To do = All of the data below must be repeated exactly.

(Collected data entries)
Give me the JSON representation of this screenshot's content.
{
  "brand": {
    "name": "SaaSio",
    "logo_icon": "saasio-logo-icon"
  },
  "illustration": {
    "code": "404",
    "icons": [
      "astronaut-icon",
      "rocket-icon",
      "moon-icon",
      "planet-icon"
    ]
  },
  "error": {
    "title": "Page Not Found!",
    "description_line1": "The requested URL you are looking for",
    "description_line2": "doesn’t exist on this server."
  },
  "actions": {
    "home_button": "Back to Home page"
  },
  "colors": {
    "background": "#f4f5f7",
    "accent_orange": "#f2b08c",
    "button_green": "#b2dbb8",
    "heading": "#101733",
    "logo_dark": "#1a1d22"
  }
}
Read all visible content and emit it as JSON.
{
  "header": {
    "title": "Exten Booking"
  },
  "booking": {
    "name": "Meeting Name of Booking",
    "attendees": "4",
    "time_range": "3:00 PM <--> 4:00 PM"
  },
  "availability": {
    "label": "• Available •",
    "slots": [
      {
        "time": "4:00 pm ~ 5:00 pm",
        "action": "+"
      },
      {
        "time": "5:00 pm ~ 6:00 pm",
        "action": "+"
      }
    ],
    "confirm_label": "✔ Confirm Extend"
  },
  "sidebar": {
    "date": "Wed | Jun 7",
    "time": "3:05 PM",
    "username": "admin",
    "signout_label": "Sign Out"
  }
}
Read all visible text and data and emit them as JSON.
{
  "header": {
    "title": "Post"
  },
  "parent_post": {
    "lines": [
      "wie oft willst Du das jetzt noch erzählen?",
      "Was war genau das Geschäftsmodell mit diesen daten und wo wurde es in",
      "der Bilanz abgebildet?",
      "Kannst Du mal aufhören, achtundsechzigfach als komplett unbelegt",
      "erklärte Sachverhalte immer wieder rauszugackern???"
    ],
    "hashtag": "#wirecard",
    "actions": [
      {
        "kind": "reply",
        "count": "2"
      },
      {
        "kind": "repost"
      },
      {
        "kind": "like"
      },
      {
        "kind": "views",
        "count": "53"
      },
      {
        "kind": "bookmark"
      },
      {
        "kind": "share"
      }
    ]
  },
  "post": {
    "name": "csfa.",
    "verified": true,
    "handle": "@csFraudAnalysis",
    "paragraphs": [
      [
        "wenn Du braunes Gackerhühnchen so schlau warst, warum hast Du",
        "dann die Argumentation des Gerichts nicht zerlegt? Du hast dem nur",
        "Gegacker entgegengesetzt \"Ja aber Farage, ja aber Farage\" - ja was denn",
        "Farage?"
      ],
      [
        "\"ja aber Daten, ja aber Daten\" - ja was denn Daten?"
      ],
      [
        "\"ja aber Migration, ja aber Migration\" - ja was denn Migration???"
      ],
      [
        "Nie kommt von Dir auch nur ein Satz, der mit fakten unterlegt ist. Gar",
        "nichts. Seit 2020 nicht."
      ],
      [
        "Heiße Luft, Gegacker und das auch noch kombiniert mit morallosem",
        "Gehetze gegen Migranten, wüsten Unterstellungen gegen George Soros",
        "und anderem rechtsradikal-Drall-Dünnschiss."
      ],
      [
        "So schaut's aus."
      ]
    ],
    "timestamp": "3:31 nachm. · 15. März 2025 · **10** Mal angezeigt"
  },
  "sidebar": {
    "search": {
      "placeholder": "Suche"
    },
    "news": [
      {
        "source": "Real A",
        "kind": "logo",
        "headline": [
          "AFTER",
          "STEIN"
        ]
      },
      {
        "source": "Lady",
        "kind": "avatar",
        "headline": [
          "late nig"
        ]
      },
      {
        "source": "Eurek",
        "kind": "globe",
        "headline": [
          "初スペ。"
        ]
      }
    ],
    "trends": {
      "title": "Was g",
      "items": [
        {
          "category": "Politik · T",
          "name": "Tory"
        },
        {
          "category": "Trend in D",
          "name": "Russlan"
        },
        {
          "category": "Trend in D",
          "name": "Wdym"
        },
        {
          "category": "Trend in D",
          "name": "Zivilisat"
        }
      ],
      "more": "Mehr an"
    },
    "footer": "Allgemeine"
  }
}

Complete output =
Give me the JSON representation of this screenshot's content.
{
  "brand": {
    "name": "SaaSio",
    "logo_icon": "saasio-logo-icon"
  },
  "illustration": {
    "code": "404",
    "icons": [
      "astronaut-icon",
      "rocket-icon",
      "moon-icon",
      "planet-icon"
    ]
  },
  "error": {
    "title": "Page Not Found!",
    "description_line1": "The requested URL you are looking for",
    "description_line2": "doesn’t exist on this server."
  },
  "actions": {
    "home_button": "Back to Home page"
  },
  "colors": {
    "background": "#f4f5f7",
    "accent_orange": "#f2b08c",
    "button_green": "#b2dbb8",
    "heading": "#101733",
    "logo_dark": "#1a1d22"
  }
}
Read all visible content and emit it as JSON.
{
  "header": {
    "title": "Exten Booking"
  },
  "booking": {
    "name": "Meeting Name of Booking",
    "attendees": "4",
    "time_range": "3:00 PM <--> 4:00 PM"
  },
  "availability": {
    "label": "• Available •",
    "slots": [
      {
        "time": "4:00 pm ~ 5:00 pm",
        "action": "+"
      },
      {
        "time": "5:00 pm ~ 6:00 pm",
        "action": "+"
      }
    ],
    "confirm_label": "✔ Confirm Extend"
  },
  "sidebar": {
    "date": "Wed | Jun 7",
    "time": "3:05 PM",
    "username": "admin",
    "signout_label": "Sign Out"
  }
}
Read all visible text and data and emit them as JSON.
{
  "header": {
    "title": "Post"
  },
  "parent_post": {
    "lines": [
      "wie oft willst Du das jetzt noch erzählen?",
      "Was war genau das Geschäftsmodell mit diesen daten und wo wurde es in",
      "der Bilanz abgebildet?",
      "Kannst Du mal aufhören, achtundsechzigfach als komplett unbelegt",
      "erklärte Sachverhalte immer wieder rauszugackern???"
    ],
    "hashtag": "#wirecard",
    "actions": [
      {
        "kind": "reply",
        "count": "2"
      },
      {
        "kind": "repost"
      },
      {
        "kind": "like"
      },
      {
        "kind": "views",
        "count": "53"
      },
      {
        "kind": "bookmark"
      },
      {
        "kind": "share"
      }
    ]
  },
  "post": {
    "name": "csfa.",
    "verified": true,
    "handle": "@csFraudAnalysis",
    "paragraphs": [
      [
        "wenn Du braunes Gackerhühnchen so schlau warst, warum hast Du",
        "dann die Argumentation des Gerichts nicht zerlegt? Du hast dem nur",
        "Gegacker entgegengesetzt \"Ja aber Farage, ja aber Farage\" - ja was denn",
        "Farage?"
      ],
      [
        "\"ja aber Daten, ja aber Daten\" - ja was denn Daten?"
      ],
      [
        "\"ja aber Migration, ja aber Migration\" - ja was denn Migration???"
      ],
      [
        "Nie kommt von Dir auch nur ein Satz, der mit fakten unterlegt ist. Gar",
        "nichts. Seit 2020 nicht."
      ],
      [
        "Heiße Luft, Gegacker und das auch noch kombiniert mit morallosem",
        "Gehetze gegen Migranten, wüsten Unterstellungen gegen George Soros",
        "und anderem rechtsradikal-Drall-Dünnschiss."
      ],
      [
        "So schaut's aus."
      ]
    ],
    "timestamp": "3:31 nachm. · 15. März 2025 · **10** Mal angezeigt"
  },
  "sidebar": {
    "search": {
      "placeholder": "Suche"
    },
    "news": [
      {
        "source": "Real A",
        "kind": "logo",
        "headline": [
          "AFTER",
          "STEIN"
        ]
      },
      {
        "source": "Lady",
        "kind": "avatar",
        "headline": [
          "late nig"
        ]
      },
      {
        "source": "Eurek",
        "kind": "globe",
        "headline": [
          "初スペ。"
        ]
      }
    ],
    "trends": {
      "title": "Was g",
      "items": [
        {
          "category": "Politik · T",
          "name": "Tory"
        },
        {
          "category": "Trend in D",
          "name": "Russlan"
        },
        {
          "category": "Trend in D",
          "name": "Wdym"
        },
        {
          "category": "Trend in D",
          "name": "Zivilisat"
        }
      ],
      "more": "Mehr an"
    },
    "footer": "Allgemeine"
  }
}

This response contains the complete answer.